Quote the whole listing word for word. Do not include the pictures.

• EXTRACTED ENTRIES:
....................

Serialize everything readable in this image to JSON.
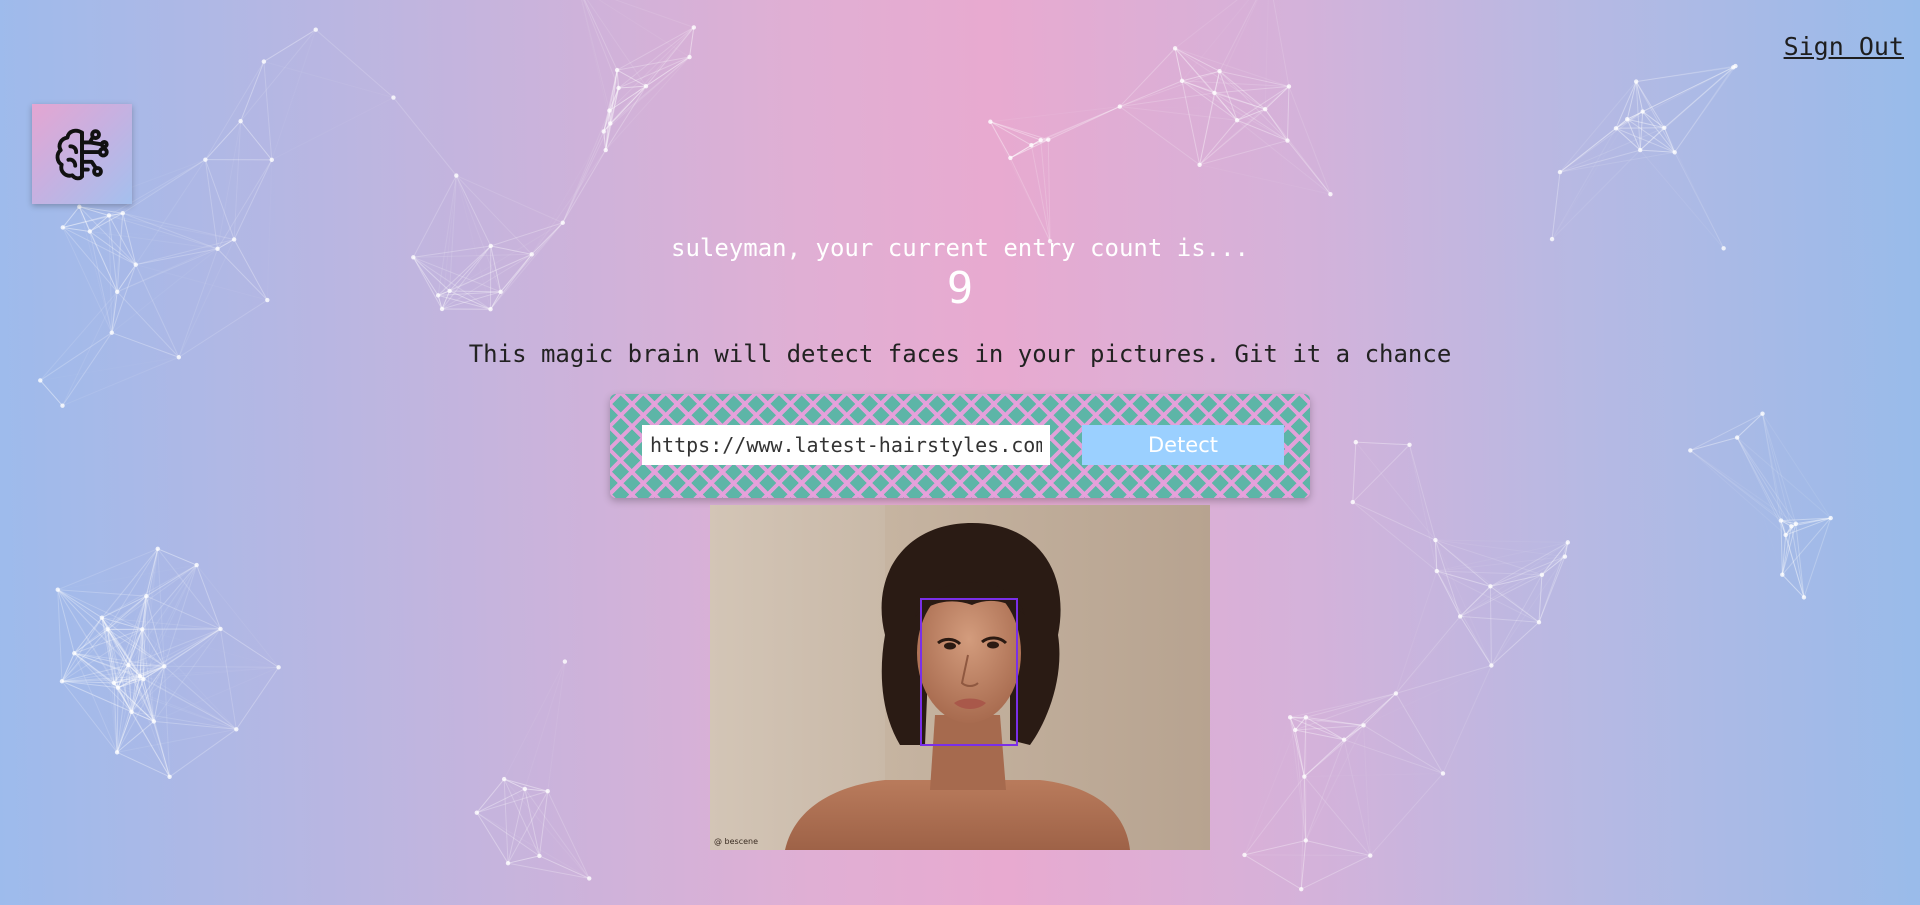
{
  "header": {
    "sign_out_label": "Sign Out"
  },
  "logo": {
    "icon": "brain-circuit-icon"
  },
  "entry": {
    "greeting": "suleyman, your current entry count is...",
    "count": "9"
  },
  "tagline": "This magic brain will detect faces in your pictures. Git it a chance",
  "form": {
    "url_value": "https://www.latest-hairstyles.com/wp-",
    "detect_label": "Detect"
  },
  "result": {
    "watermark": "@ bescene"
  },
  "colors": {
    "form_teal": "#5db5a7",
    "form_pattern": "#e8a0dc",
    "detect_button": "#9bd0ff",
    "face_box": "#7a2fe8"
  }
}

....................

• RESPONSE TO THIS TASK:
Serialize everything readable in this image to JSON.
{
  "header": {
    "sign_out_label": "Sign Out"
  },
  "logo": {
    "icon": "brain-circuit-icon"
  },
  "entry": {
    "greeting": "suleyman, your current entry count is...",
    "count": "9"
  },
  "tagline": "This magic brain will detect faces in your pictures. Git it a chance",
  "form": {
    "url_value": "https://www.latest-hairstyles.com/wp-",
    "detect_label": "Detect"
  },
  "result": {
    "watermark": "@ bescene"
  },
  "colors": {
    "form_teal": "#5db5a7",
    "form_pattern": "#e8a0dc",
    "detect_button": "#9bd0ff",
    "face_box": "#7a2fe8"
  }
}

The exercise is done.